> _What you are asked to do_
Collect each line holding the string "石家庄科技职业学院".

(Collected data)
----

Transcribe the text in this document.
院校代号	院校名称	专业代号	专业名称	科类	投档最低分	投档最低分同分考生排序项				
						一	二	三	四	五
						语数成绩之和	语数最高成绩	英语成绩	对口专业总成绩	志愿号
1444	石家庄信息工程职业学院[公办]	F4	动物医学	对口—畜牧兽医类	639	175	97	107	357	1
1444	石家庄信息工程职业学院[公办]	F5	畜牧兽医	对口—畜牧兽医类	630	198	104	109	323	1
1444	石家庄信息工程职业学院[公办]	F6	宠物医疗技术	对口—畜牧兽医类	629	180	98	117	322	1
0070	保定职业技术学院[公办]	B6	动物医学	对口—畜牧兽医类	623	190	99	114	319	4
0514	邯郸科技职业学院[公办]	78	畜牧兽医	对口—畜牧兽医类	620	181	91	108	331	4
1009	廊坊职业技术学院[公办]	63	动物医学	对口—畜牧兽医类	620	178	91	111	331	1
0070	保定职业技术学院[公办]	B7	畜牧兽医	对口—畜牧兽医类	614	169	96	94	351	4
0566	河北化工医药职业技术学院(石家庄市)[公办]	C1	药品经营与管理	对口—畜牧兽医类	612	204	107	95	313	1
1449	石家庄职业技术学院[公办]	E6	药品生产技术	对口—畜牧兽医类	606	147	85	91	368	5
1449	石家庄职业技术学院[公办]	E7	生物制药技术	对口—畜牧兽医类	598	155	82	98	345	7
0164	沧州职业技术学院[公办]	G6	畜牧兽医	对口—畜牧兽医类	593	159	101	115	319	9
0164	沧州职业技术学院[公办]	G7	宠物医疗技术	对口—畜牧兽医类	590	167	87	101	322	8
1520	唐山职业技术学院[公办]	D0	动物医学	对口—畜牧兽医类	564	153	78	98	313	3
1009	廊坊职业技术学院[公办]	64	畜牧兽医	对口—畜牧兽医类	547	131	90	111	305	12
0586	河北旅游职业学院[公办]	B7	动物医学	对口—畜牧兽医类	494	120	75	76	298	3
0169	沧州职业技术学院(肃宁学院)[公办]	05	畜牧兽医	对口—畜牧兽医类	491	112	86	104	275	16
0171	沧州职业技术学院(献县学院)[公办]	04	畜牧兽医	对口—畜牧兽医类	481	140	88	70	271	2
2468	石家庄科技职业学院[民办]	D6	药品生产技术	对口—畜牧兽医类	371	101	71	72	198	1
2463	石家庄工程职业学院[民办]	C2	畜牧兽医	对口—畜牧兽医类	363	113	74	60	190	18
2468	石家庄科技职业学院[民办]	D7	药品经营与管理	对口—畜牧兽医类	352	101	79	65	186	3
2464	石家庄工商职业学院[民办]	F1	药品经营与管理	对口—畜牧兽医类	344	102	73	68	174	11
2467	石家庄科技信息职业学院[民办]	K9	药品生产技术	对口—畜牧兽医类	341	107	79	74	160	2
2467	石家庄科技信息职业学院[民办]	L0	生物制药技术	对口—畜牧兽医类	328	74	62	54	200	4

----

> _The completed task_
2468	石家庄科技职业学院[民办]	D6	药品生产技术	对口—畜牧兽医类	371	101	71	72	198	1
2468	石家庄科技职业学院[民办]	D7	药品经营与管理	对口—畜牧兽医类	352	101	79	65	186	3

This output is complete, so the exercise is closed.